● Direction: Every line below should be copied exactly; drop the pictures.

● Materials provided:

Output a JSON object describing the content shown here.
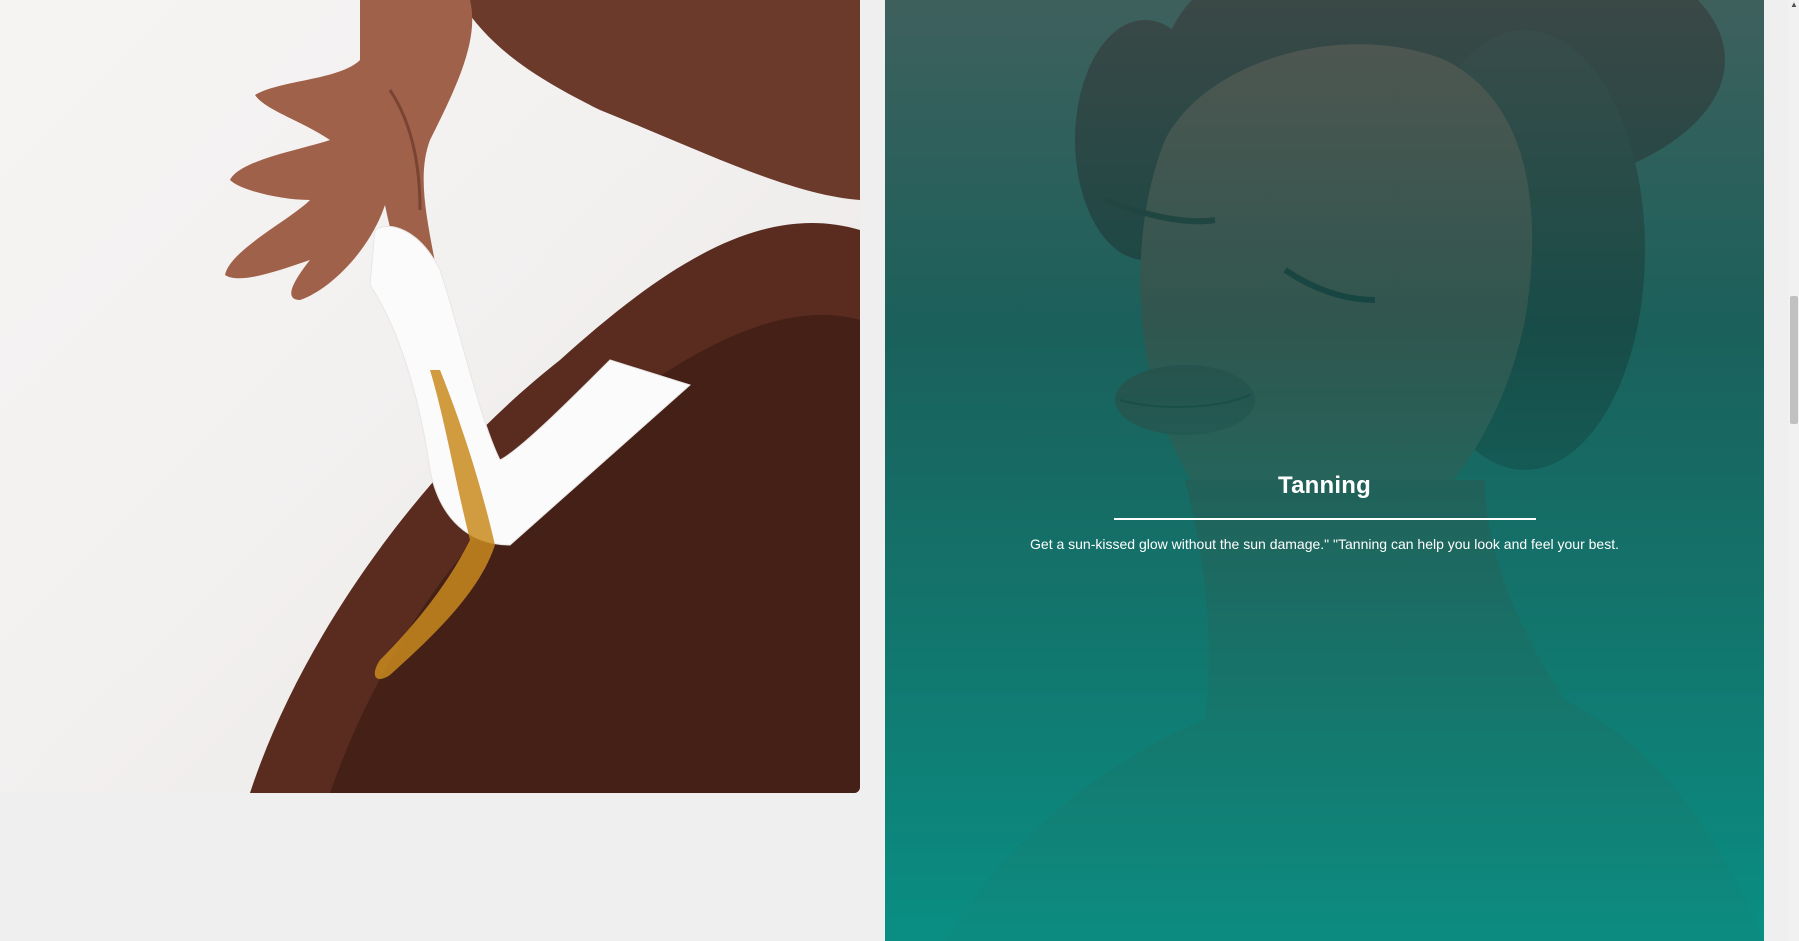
{
  "services": [
    {
      "image": "waxing-photo",
      "title": "",
      "description": ""
    },
    {
      "image": "tanning-photo",
      "title": "Tanning",
      "description": "Get a sun-kissed glow without the sun damage.\" \"Tanning can help you look and feel your best."
    }
  ],
  "colors": {
    "page_background": "#f0efef",
    "overlay_teal": "#0b8f84",
    "text": "#ffffff"
  },
  "scrollbar": {
    "arrow_icon": "up-arrow-icon"
  }
}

● Solution for this task:
Output a JSON object describing the content shown here.
{
  "services": [
    {
      "image": "waxing-photo",
      "title": "",
      "description": ""
    },
    {
      "image": "tanning-photo",
      "title": "Tanning",
      "description": "Get a sun-kissed glow without the sun damage.\" \"Tanning can help you look and feel your best."
    }
  ],
  "colors": {
    "page_background": "#f0efef",
    "overlay_teal": "#0b8f84",
    "text": "#ffffff"
  },
  "scrollbar": {
    "arrow_icon": "up-arrow-icon"
  }
}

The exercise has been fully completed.